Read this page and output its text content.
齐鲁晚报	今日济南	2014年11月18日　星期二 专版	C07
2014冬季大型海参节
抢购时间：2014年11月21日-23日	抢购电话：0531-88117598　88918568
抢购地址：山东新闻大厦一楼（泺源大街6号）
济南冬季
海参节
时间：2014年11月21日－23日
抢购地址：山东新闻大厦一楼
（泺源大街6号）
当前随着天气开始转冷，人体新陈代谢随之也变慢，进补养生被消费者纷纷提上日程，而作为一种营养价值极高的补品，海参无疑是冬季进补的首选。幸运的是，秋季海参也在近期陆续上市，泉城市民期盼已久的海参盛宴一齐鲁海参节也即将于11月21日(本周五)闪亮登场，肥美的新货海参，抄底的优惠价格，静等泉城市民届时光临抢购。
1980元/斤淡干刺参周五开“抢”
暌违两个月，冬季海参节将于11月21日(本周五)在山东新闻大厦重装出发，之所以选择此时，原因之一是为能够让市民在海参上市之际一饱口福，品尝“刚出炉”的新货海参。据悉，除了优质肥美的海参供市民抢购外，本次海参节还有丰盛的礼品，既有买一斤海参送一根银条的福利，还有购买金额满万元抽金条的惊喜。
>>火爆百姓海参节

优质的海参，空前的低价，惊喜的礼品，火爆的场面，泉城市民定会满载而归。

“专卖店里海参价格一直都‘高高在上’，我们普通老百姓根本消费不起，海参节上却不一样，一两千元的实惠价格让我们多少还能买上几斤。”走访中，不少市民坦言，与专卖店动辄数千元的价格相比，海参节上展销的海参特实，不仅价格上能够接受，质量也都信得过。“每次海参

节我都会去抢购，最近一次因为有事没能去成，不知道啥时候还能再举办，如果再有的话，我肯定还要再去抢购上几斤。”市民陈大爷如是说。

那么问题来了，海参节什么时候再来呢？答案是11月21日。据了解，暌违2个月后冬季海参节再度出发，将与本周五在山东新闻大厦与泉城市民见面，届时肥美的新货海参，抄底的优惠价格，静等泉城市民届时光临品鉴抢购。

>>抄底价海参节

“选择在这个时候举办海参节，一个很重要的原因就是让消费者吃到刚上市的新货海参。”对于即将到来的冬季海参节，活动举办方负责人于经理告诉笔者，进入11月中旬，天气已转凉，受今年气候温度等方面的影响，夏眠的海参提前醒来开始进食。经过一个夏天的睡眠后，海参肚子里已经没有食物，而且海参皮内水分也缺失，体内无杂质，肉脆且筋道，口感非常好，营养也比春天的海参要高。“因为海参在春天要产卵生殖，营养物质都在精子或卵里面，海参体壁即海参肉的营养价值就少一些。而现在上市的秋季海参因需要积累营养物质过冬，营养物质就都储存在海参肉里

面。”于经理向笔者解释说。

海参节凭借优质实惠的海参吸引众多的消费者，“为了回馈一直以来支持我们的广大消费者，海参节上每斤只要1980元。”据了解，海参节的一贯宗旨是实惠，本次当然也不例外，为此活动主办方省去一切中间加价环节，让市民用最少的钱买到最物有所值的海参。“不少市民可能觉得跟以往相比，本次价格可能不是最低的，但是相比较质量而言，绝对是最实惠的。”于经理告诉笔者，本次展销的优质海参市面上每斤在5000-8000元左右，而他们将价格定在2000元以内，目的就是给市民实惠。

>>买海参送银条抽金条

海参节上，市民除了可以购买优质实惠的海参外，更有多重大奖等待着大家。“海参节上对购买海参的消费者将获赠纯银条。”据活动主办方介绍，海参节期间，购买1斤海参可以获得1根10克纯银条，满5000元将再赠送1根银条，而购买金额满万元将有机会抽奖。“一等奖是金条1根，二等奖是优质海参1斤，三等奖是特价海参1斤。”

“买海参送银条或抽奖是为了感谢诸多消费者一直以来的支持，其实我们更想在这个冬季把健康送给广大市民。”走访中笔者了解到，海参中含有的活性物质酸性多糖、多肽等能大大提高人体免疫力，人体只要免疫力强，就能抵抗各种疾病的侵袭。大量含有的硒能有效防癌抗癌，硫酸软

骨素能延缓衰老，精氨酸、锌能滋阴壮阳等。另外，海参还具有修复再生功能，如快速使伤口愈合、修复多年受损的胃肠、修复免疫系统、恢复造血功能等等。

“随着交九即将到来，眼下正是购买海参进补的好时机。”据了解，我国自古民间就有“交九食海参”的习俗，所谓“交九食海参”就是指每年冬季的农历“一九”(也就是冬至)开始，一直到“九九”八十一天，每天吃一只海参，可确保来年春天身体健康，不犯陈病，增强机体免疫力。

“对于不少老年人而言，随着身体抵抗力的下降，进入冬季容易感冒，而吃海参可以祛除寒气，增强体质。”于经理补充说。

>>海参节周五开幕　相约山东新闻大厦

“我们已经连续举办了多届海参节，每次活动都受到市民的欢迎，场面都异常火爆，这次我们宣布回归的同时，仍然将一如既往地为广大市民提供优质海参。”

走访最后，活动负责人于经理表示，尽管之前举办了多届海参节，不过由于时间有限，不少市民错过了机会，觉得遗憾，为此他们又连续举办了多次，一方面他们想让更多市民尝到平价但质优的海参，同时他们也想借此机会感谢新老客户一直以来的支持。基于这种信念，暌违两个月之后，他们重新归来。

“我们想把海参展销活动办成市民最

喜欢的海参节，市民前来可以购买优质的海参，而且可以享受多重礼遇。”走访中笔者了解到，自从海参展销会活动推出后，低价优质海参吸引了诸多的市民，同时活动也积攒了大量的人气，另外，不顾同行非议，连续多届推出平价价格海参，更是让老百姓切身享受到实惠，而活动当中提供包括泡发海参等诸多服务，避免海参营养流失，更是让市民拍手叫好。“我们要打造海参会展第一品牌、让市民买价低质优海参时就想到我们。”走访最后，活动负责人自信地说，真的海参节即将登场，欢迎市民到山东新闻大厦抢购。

- Exercise prompt
Write out all the records above again, exactly as they stand.

- The answer
Read this page and output its text content.
齐鲁晚报	今日济南	2014年11月18日　星期二 专版	C07
2014冬季大型海参节
抢购时间：2014年11月21日-23日	抢购电话：0531-88117598　88918568
抢购地址：山东新闻大厦一楼（泺源大街6号）
济南冬季
海参节
时间：2014年11月21日－23日
抢购地址：山东新闻大厦一楼
（泺源大街6号）
当前随着天气开始转冷，人体新陈代谢随之也变慢，进补养生被消费者纷纷提上日程，而作为一种营养价值极高的补品，海参无疑是冬季进补的首选。幸运的是，秋季海参也在近期陆续上市，泉城市民期盼已久的海参盛宴一齐鲁海参节也即将于11月21日(本周五)闪亮登场，肥美的新货海参，抄底的优惠价格，静等泉城市民届时光临抢购。
1980元/斤淡干刺参周五开“抢”
暌违两个月，冬季海参节将于11月21日(本周五)在山东新闻大厦重装出发，之所以选择此时，原因之一是为能够让市民在海参上市之际一饱口福，品尝“刚出炉”的新货海参。据悉，除了优质肥美的海参供市民抢购外，本次海参节还有丰盛的礼品，既有买一斤海参送一根银条的福利，还有购买金额满万元抽金条的惊喜。
>>火爆百姓海参节

优质的海参，空前的低价，惊喜的礼品，火爆的场面，泉城市民定会满载而归。

“专卖店里海参价格一直都‘高高在上’，我们普通老百姓根本消费不起，海参节上却不一样，一两千元的实惠价格让我们多少还能买上几斤。”走访中，不少市民坦言，与专卖店动辄数千元的价格相比，海参节上展销的海参特实，不仅价格上能够接受，质量也都信得过。“每次海参

节我都会去抢购，最近一次因为有事没能去成，不知道啥时候还能再举办，如果再有的话，我肯定还要再去抢购上几斤。”市民陈大爷如是说。

那么问题来了，海参节什么时候再来呢？答案是11月21日。据了解，暌违2个月后冬季海参节再度出发，将与本周五在山东新闻大厦与泉城市民见面，届时肥美的新货海参，抄底的优惠价格，静等泉城市民届时光临品鉴抢购。

>>抄底价海参节

“选择在这个时候举办海参节，一个很重要的原因就是让消费者吃到刚上市的新货海参。”对于即将到来的冬季海参节，活动举办方负责人于经理告诉笔者，进入11月中旬，天气已转凉，受今年气候温度等方面的影响，夏眠的海参提前醒来开始进食。经过一个夏天的睡眠后，海参肚子里已经没有食物，而且海参皮内水分也缺失，体内无杂质，肉脆且筋道，口感非常好，营养也比春天的海参要高。“因为海参在春天要产卵生殖，营养物质都在精子或卵里面，海参体壁即海参肉的营养价值就少一些。而现在上市的秋季海参因需要积累营养物质过冬，营养物质就都储存在海参肉里

面。”于经理向笔者解释说。

海参节凭借优质实惠的海参吸引众多的消费者，“为了回馈一直以来支持我们的广大消费者，海参节上每斤只要1980元。”据了解，海参节的一贯宗旨是实惠，本次当然也不例外，为此活动主办方省去一切中间加价环节，让市民用最少的钱买到最物有所值的海参。“不少市民可能觉得跟以往相比，本次价格可能不是最低的，但是相比较质量而言，绝对是最实惠的。”于经理告诉笔者，本次展销的优质海参市面上每斤在5000-8000元左右，而他们将价格定在2000元以内，目的就是给市民实惠。

>>买海参送银条抽金条

海参节上，市民除了可以购买优质实惠的海参外，更有多重大奖等待着大家。“海参节上对购买海参的消费者将获赠纯银条。”据活动主办方介绍，海参节期间，购买1斤海参可以获得1根10克纯银条，满5000元将再赠送1根银条，而购买金额满万元将有机会抽奖。“一等奖是金条1根，二等奖是优质海参1斤，三等奖是特价海参1斤。”

“买海参送银条或抽奖是为了感谢诸多消费者一直以来的支持，其实我们更想在这个冬季把健康送给广大市民。”走访中笔者了解到，海参中含有的活性物质酸性多糖、多肽等能大大提高人体免疫力，人体只要免疫力强，就能抵抗各种疾病的侵袭。大量含有的硒能有效防癌抗癌，硫酸软

骨素能延缓衰老，精氨酸、锌能滋阴壮阳等。另外，海参还具有修复再生功能，如快速使伤口愈合、修复多年受损的胃肠、修复免疫系统、恢复造血功能等等。

“随着交九即将到来，眼下正是购买海参进补的好时机。”据了解，我国自古民间就有“交九食海参”的习俗，所谓“交九食海参”就是指每年冬季的农历“一九”(也就是冬至)开始，一直到“九九”八十一天，每天吃一只海参，可确保来年春天身体健康，不犯陈病，增强机体免疫力。

“对于不少老年人而言，随着身体抵抗力的下降，进入冬季容易感冒，而吃海参可以祛除寒气，增强体质。”于经理补充说。

>>海参节周五开幕　相约山东新闻大厦

“我们已经连续举办了多届海参节，每次活动都受到市民的欢迎，场面都异常火爆，这次我们宣布回归的同时，仍然将一如既往地为广大市民提供优质海参。”

走访最后，活动负责人于经理表示，尽管之前举办了多届海参节，不过由于时间有限，不少市民错过了机会，觉得遗憾，为此他们又连续举办了多次，一方面他们想让更多市民尝到平价但质优的海参，同时他们也想借此机会感谢新老客户一直以来的支持。基于这种信念，暌违两个月之后，他们重新归来。

“我们想把海参展销活动办成市民最

喜欢的海参节，市民前来可以购买优质的海参，而且可以享受多重礼遇。”走访中笔者了解到，自从海参展销会活动推出后，低价优质海参吸引了诸多的市民，同时活动也积攒了大量的人气，另外，不顾同行非议，连续多届推出平价价格海参，更是让老百姓切身享受到实惠，而活动当中提供包括泡发海参等诸多服务，避免海参营养流失，更是让市民拍手叫好。“我们要打造海参会展第一品牌、让市民买价低质优海参时就想到我们。”走访最后，活动负责人自信地说，真的海参节即将登场，欢迎市民到山东新闻大厦抢购。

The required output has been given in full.